REQUEST —
Quote the entries word for word. Omit the pictures.

--- begin DATASET ENTRIES ---

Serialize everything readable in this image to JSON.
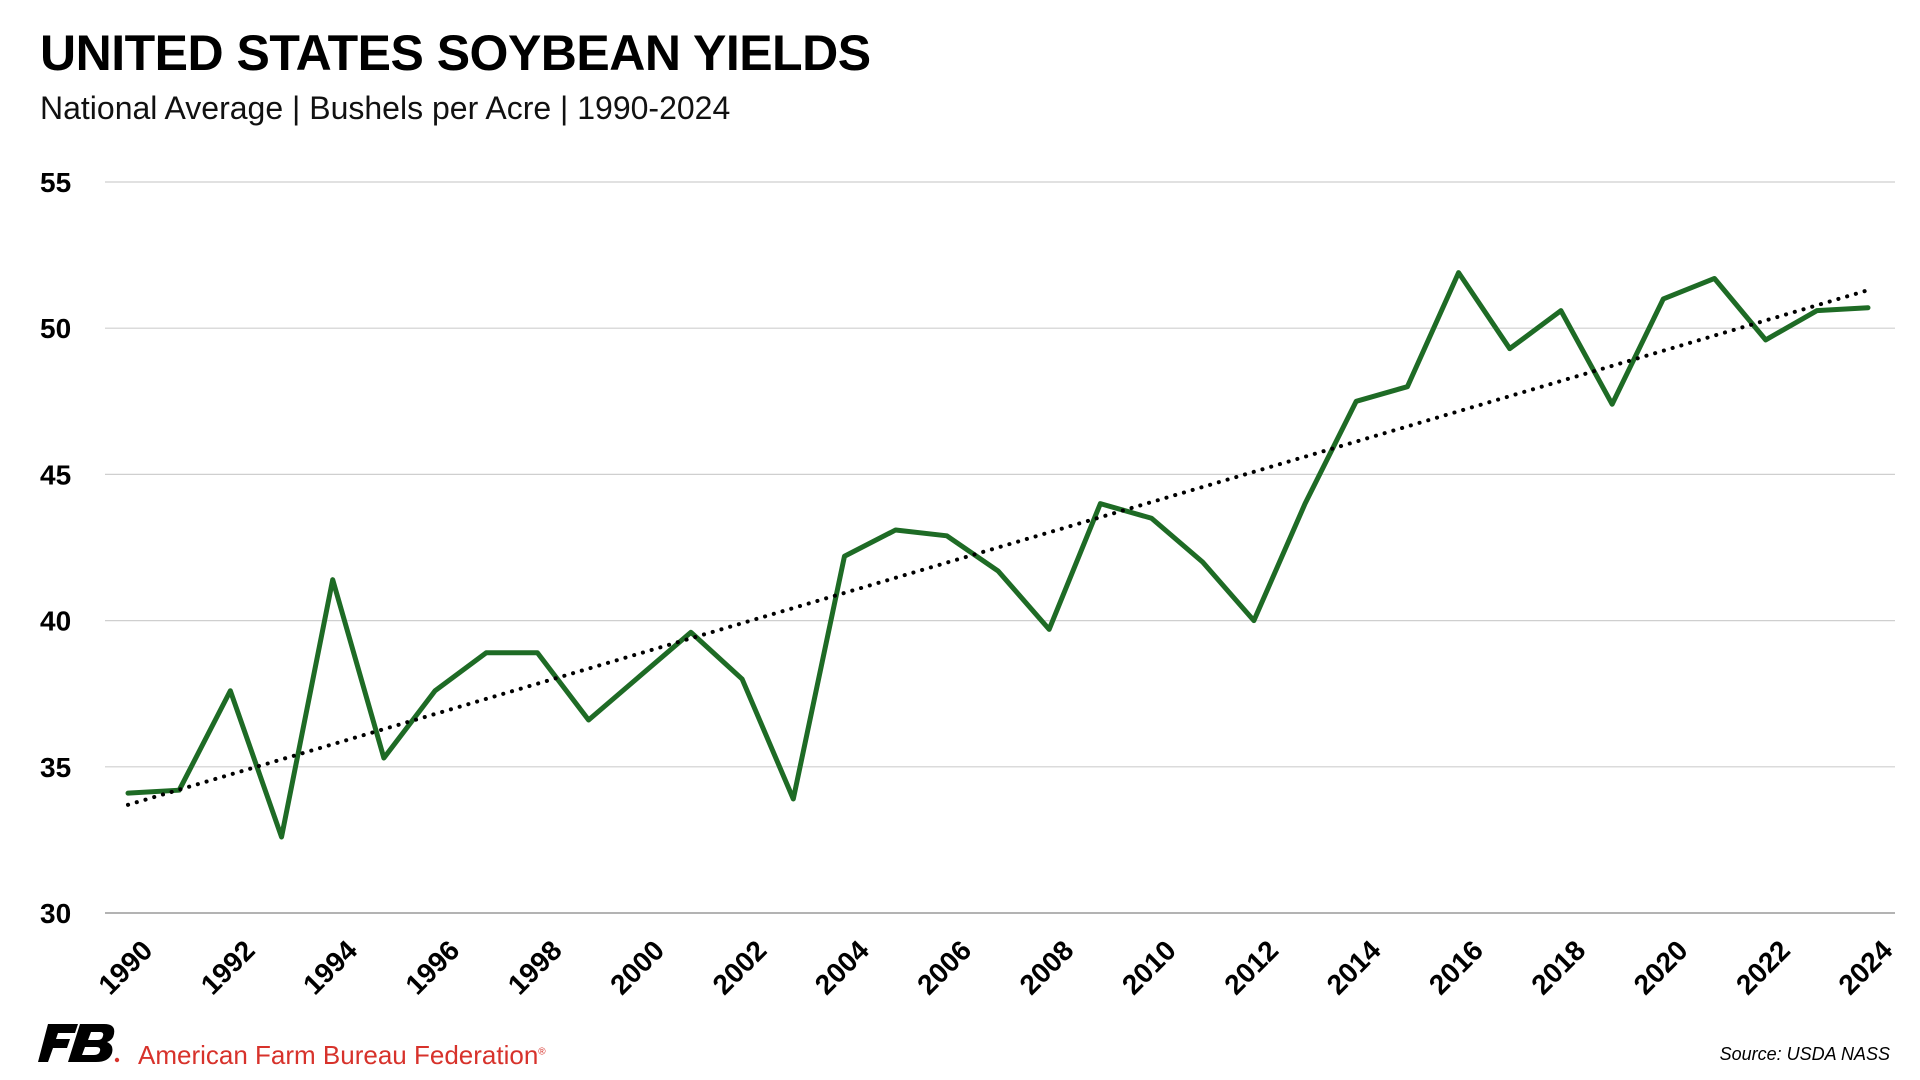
{
  "header": {
    "title": "UNITED STATES SOYBEAN YIELDS",
    "subtitle": "National Average | Bushels per Acre | 1990-2024"
  },
  "footer": {
    "organization": "American Farm Bureau Federation",
    "registered_mark": "®",
    "source": "Source: USDA NASS",
    "logo_icon": "fb-logo-icon",
    "brand_color": "#d7322b"
  },
  "chart_data": {
    "type": "line",
    "title": "UNITED STATES SOYBEAN YIELDS",
    "subtitle": "National Average | Bushels per Acre | 1990-2024",
    "xlabel": "",
    "ylabel": "",
    "ylim": [
      30,
      55
    ],
    "yticks": [
      30,
      35,
      40,
      45,
      50,
      55
    ],
    "xlim": [
      1990,
      2024
    ],
    "xticks": [
      1990,
      1992,
      1994,
      1996,
      1998,
      2000,
      2002,
      2004,
      2006,
      2008,
      2010,
      2012,
      2014,
      2016,
      2018,
      2020,
      2022,
      2024
    ],
    "grid": "horizontal",
    "legend": "none",
    "x": [
      1990,
      1991,
      1992,
      1993,
      1994,
      1995,
      1996,
      1997,
      1998,
      1999,
      2000,
      2001,
      2002,
      2003,
      2004,
      2005,
      2006,
      2007,
      2008,
      2009,
      2010,
      2011,
      2012,
      2013,
      2014,
      2015,
      2016,
      2017,
      2018,
      2019,
      2020,
      2021,
      2022,
      2023,
      2024
    ],
    "series": [
      {
        "style": "solid",
        "color": "#1e6b25",
        "values": [
          34.1,
          34.2,
          37.6,
          32.6,
          41.4,
          35.3,
          37.6,
          38.9,
          38.9,
          36.6,
          38.1,
          39.6,
          38.0,
          33.9,
          42.2,
          43.1,
          42.9,
          41.7,
          39.7,
          44.0,
          43.5,
          42.0,
          40.0,
          44.0,
          47.5,
          48.0,
          51.9,
          49.3,
          50.6,
          47.4,
          51.0,
          51.7,
          49.6,
          50.6,
          50.7
        ]
      },
      {
        "style": "dotted",
        "color": "#000000",
        "trendline": true,
        "x": [
          1990,
          2024
        ],
        "values": [
          33.7,
          51.3
        ]
      }
    ]
  }
}
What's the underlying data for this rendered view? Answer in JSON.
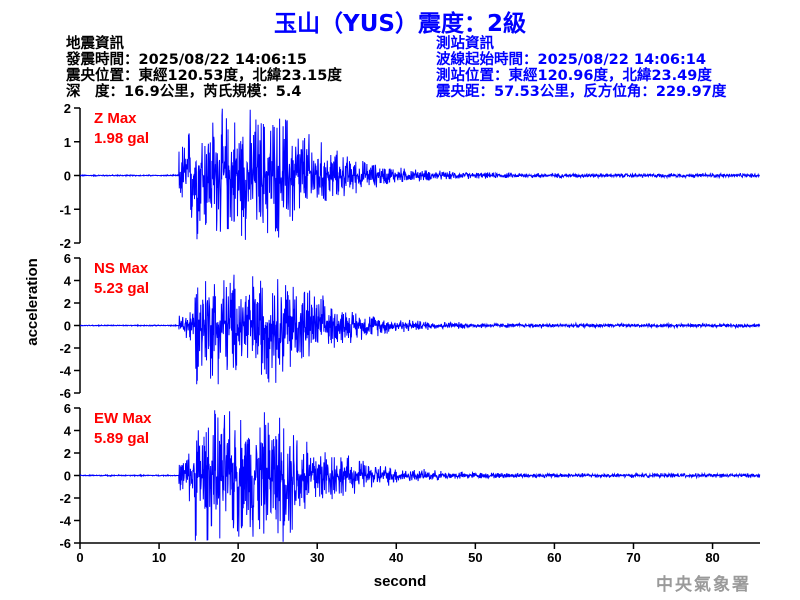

--- end DATASET ENTRIES ---

SOLUTION TO THIS EXERCISE —
Serialize everything readable in this image to JSON.
{
  "header": {
    "title": "UNITED STATES SOYBEAN YIELDS",
    "subtitle": "National Average | Bushels per Acre | 1990-2024"
  },
  "footer": {
    "organization": "American Farm Bureau Federation",
    "registered_mark": "®",
    "source": "Source: USDA NASS",
    "logo_icon": "fb-logo-icon",
    "brand_color": "#d7322b"
  },
  "chart_data": {
    "type": "line",
    "title": "UNITED STATES SOYBEAN YIELDS",
    "subtitle": "National Average | Bushels per Acre | 1990-2024",
    "xlabel": "",
    "ylabel": "",
    "ylim": [
      30,
      55
    ],
    "yticks": [
      30,
      35,
      40,
      45,
      50,
      55
    ],
    "xlim": [
      1990,
      2024
    ],
    "xticks": [
      1990,
      1992,
      1994,
      1996,
      1998,
      2000,
      2002,
      2004,
      2006,
      2008,
      2010,
      2012,
      2014,
      2016,
      2018,
      2020,
      2022,
      2024
    ],
    "grid": "horizontal",
    "legend": "none",
    "x": [
      1990,
      1991,
      1992,
      1993,
      1994,
      1995,
      1996,
      1997,
      1998,
      1999,
      2000,
      2001,
      2002,
      2003,
      2004,
      2005,
      2006,
      2007,
      2008,
      2009,
      2010,
      2011,
      2012,
      2013,
      2014,
      2015,
      2016,
      2017,
      2018,
      2019,
      2020,
      2021,
      2022,
      2023,
      2024
    ],
    "series": [
      {
        "style": "solid",
        "color": "#1e6b25",
        "values": [
          34.1,
          34.2,
          37.6,
          32.6,
          41.4,
          35.3,
          37.6,
          38.9,
          38.9,
          36.6,
          38.1,
          39.6,
          38.0,
          33.9,
          42.2,
          43.1,
          42.9,
          41.7,
          39.7,
          44.0,
          43.5,
          42.0,
          40.0,
          44.0,
          47.5,
          48.0,
          51.9,
          49.3,
          50.6,
          47.4,
          51.0,
          51.7,
          49.6,
          50.6,
          50.7
        ]
      },
      {
        "style": "dotted",
        "color": "#000000",
        "trendline": true,
        "x": [
          1990,
          2024
        ],
        "values": [
          33.7,
          51.3
        ]
      }
    ]
  }
}
What's the underlying data for this rendered view? Answer in JSON.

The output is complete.